(What you should do) Where a line holds the word "lưỡng", copy that line.
───── Input data ─────
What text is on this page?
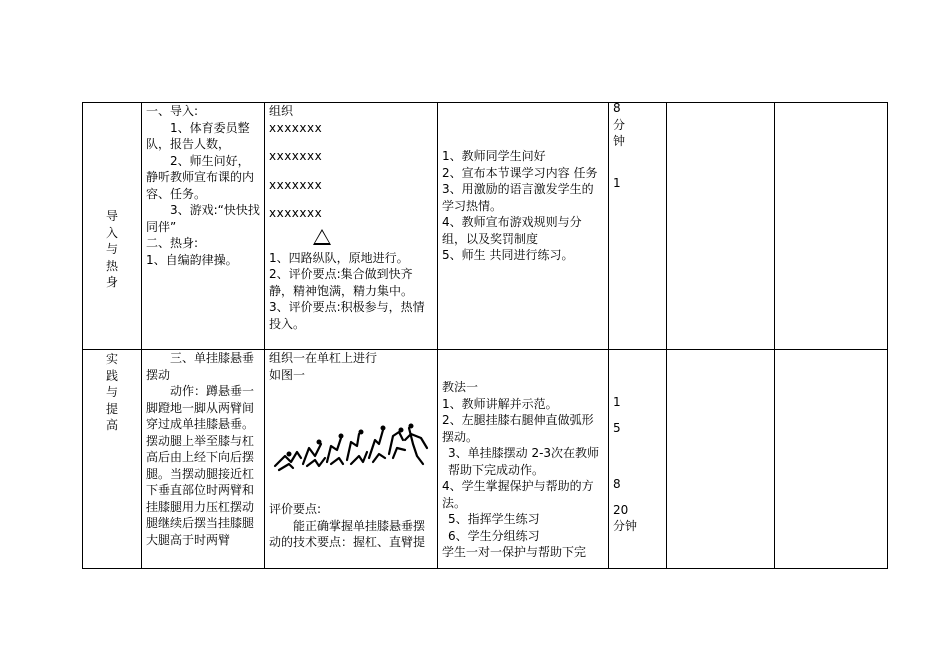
导
入
与
热
身
一、导入:
1、体育委员整队，报告人数，
2、师生问好，静听教师宣布课的内容、任务。
3、游戏:“快快找同伴”
二、热身:
1、自编韵律操。
组织
xxxxxxx
xxxxxxx
xxxxxxx
xxxxxxx
1、四路纵队，原地进行。
2、评价要点:集合做到快齐静，精神饱满，精力集中。
3、评价要点:积极参与，热情投入。
1、教师同学生问好
2、宣布本节课学习内容 任务
3、用激励的语言激发学生的学习热情。
4、教师宣布游戏规则与分组，以及奖罚制度
5、师生 共同进行练习。
8
分
钟
1
实
践
与
提
高
三、单挂膝悬垂摆动
动作：蹲悬垂一脚蹬地一脚从两臂间穿过成单挂膝悬垂。摆动腿上举至膝与杠高后由上经下向后摆腿。当摆动腿接近杠下垂直部位时两臂和挂膝腿用力压杠摆动腿继续后摆当挂膝腿大腿高于时两臂
组织一在单杠上进行
如图一
评价要点:
能正确掌握单挂膝悬垂摆动的技术要点：握杠、直臂提
教法一
1、教师讲解并示范。
2、左腿挂膝右腿伸直做弧形摆动。
3、单挂膝摆动 2-3次在教师帮助下完成动作。
4、学生掌握保护与帮助的方法。
5、指挥学生练习
6、学生分组练习
学生一对一保护与帮助下完
1
5
8
20
分钟
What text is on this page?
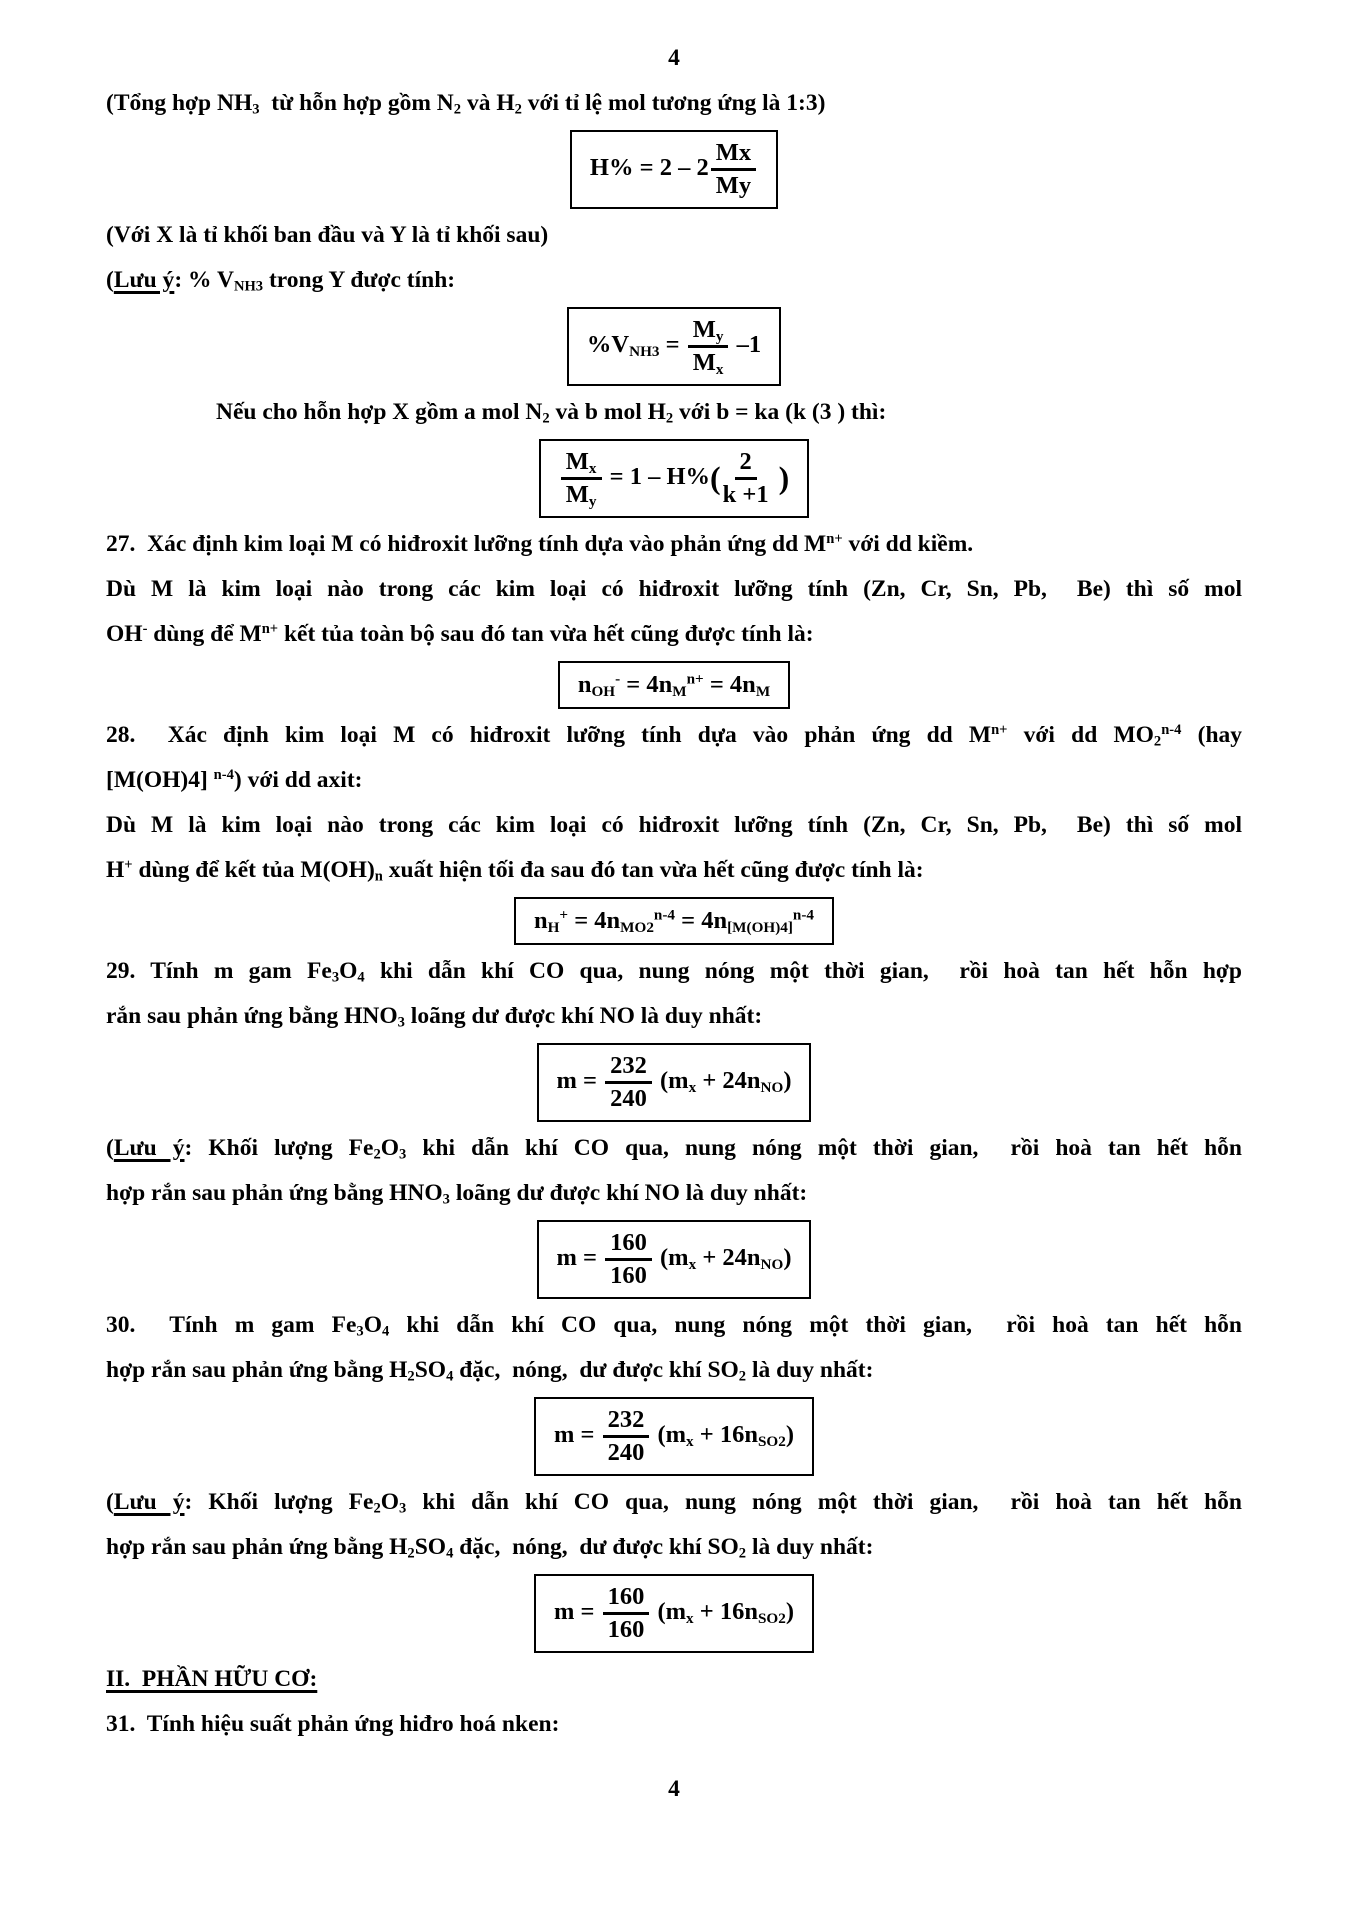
4
(Tổng hợp $NH_3$  từ hỗn hợp gồm $N_2$ và $H_2$ với tỉ lệ mol tương ứng là 1:3)
$H\% = 2 - 2 \frac{Mx}{My}$
(Với X là tỉ khối ban đầu và Y là tỉ khối sau)
(Lưu ý: % $V_{NH3}$ trong Y được tính:
$\%V_{NH3} = \frac{M_y}{M_x} -1$
Nếu cho hỗn hợp X gồm a mol $N_2$ và b mol $H_2$ với b = ka (k (3 ) thì:
$\frac{M_x}{M_y} = 1 - H\%( \frac{2}{k +1}$ )
27.  Xác định kim loại M có hiđroxit lưỡng tính dựa vào phản ứng dd $M^{n+}$ với dd kiềm.
Dù M là kim loại nào trong các kim loại có hiđroxit lưỡng tính (Zn, Cr, Sn, Pb,  Be) thì số mol
OH- dùng để $M^{n+}$ kết tủa toàn bộ sau đó tan vừa hết cũng được tính là:
$n_{OH}^- = 4n_M^{n+} = 4n_M$
28.  Xác định kim loại M có hiđroxit lưỡng tính dựa vào phản ứng dd $M^{n+}$ với dd $MO_2^{n-4}$ (hay
[M(OH)4] $^{n-4}$) với dd axit:
Dù M là kim loại nào trong các kim loại có hiđroxit lưỡng tính (Zn, Cr, Sn, Pb,  Be) thì số mol
H+ dùng để kết tủa $M(OH)_n$ xuất hiện tối đa sau đó tan vừa hết cũng được tính là:
$n_H^+ = 4n_{MO2}^{n-4} = 4n_{[M(OH)4]}^{n-4}$
29. Tính m gam $Fe_3O_4$ khi dẫn khí CO qua, nung nóng một thời gian,  rồi hoà tan hết hỗn hợp
rắn sau phản ứng bằng $HNO_3$ loãng dư được khí NO là duy nhất:
$m = \frac{232}{240} (m_x + 24n_{NO})$
(Lưu ý: Khối lượng $Fe_2O_3$ khi dẫn khí CO qua, nung nóng một thời gian,  rồi hoà tan hết hỗn
hợp rắn sau phản ứng bằng $HNO_3$ loãng dư được khí NO là duy nhất:
$m = \frac{160}{160} (m_x + 24n_{NO})$
30.  Tính m gam $Fe_3O_4$ khi dẫn khí CO qua, nung nóng một thời gian,  rồi hoà tan hết hỗn
hợp rắn sau phản ứng bằng $H_2SO_4$ đặc,  nóng,  dư được khí $SO_2$ là duy nhất:
$m = \frac{232}{240} (m_x + 16n_{SO2})$
(Lưu ý: Khối lượng $Fe_2O_3$ khi dẫn khí CO qua, nung nóng một thời gian,  rồi hoà tan hết hỗn
hợp rắn sau phản ứng bằng $H_2SO_4$ đặc,  nóng,  dư được khí $SO_2$ là duy nhất:
$m = \frac{160}{160} (m_x + 16n_{SO2})$
II.  PHẦN HỮU CƠ:
31.  Tính hiệu suất phản ứng hiđro hoá nken:
4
─────
(In response)
27.  Xác định kim loại M có hiđroxit lưỡng tính dựa vào phản ứng dd $M^{n+}$ với dd kiềm.
Dù M là kim loại nào trong các kim loại có hiđroxit lưỡng tính (Zn, Cr, Sn, Pb,  Be) thì số mol
28.  Xác định kim loại M có hiđroxit lưỡng tính dựa vào phản ứng dd $M^{n+}$ với dd $MO_2^{n-4}$ (hay
Dù M là kim loại nào trong các kim loại có hiđroxit lưỡng tính (Zn, Cr, Sn, Pb,  Be) thì số mol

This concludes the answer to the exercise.